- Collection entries

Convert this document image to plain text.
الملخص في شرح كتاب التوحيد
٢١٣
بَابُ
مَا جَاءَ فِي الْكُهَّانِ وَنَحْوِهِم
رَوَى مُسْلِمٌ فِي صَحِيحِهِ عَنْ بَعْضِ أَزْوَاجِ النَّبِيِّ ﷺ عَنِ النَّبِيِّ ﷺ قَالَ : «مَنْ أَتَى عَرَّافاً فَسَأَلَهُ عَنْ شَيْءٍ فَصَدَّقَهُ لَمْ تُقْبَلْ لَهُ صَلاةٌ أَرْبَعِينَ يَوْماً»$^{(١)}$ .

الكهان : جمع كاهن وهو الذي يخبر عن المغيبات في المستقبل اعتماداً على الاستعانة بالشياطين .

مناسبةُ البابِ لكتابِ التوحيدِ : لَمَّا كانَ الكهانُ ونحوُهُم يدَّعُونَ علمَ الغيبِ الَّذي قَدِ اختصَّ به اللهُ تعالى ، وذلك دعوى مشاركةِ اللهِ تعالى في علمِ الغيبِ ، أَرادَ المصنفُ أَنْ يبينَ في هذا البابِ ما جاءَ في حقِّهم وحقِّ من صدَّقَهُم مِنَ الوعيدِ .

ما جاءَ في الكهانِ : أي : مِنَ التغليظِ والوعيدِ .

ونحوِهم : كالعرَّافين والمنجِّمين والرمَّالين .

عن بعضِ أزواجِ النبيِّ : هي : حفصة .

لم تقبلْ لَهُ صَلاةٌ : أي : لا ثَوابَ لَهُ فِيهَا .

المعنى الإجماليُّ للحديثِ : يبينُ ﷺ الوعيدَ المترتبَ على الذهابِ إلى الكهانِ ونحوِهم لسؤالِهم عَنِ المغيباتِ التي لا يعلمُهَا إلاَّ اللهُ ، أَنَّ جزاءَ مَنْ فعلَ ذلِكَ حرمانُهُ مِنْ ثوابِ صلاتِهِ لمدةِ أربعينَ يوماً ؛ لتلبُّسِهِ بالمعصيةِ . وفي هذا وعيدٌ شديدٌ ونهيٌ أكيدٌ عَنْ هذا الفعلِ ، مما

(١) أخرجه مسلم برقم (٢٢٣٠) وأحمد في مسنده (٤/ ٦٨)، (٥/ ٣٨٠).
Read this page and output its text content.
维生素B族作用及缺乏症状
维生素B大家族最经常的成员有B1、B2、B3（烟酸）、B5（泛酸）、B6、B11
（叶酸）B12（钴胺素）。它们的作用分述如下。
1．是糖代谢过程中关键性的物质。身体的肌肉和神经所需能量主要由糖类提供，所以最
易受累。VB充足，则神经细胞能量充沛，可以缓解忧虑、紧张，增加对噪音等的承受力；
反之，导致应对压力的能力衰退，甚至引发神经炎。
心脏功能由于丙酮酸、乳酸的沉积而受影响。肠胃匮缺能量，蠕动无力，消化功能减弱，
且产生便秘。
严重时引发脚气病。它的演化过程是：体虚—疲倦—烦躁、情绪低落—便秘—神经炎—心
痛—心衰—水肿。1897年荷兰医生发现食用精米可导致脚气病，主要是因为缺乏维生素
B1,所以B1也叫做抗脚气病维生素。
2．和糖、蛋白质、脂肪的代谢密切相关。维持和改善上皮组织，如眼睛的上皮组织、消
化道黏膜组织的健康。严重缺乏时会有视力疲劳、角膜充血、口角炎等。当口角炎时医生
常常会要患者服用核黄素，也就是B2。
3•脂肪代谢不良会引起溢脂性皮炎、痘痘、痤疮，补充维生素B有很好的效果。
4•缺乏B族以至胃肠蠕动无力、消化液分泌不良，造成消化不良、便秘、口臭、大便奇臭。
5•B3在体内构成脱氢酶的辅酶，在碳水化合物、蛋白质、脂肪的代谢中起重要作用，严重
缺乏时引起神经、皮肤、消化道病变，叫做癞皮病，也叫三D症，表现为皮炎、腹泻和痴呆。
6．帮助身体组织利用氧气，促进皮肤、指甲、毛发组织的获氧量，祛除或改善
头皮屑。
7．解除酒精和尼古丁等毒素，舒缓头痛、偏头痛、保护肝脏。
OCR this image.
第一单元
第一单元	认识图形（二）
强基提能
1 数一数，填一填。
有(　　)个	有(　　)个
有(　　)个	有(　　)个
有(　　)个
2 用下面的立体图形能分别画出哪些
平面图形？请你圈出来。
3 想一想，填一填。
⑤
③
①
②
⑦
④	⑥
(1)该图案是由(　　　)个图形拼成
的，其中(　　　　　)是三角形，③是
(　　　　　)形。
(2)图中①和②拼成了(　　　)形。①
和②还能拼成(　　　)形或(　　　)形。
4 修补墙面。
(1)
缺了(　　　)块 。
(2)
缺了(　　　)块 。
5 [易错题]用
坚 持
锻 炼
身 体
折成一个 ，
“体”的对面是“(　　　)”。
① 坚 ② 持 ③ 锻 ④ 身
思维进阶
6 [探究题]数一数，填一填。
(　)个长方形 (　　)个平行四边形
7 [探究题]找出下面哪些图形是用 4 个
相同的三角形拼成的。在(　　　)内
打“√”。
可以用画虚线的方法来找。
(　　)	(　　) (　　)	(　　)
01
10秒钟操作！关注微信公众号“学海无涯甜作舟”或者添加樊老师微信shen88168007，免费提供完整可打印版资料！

- Short task
Provide the number of lines in these entries that hold the word "this", without any accompanying text.

- Output of the task
3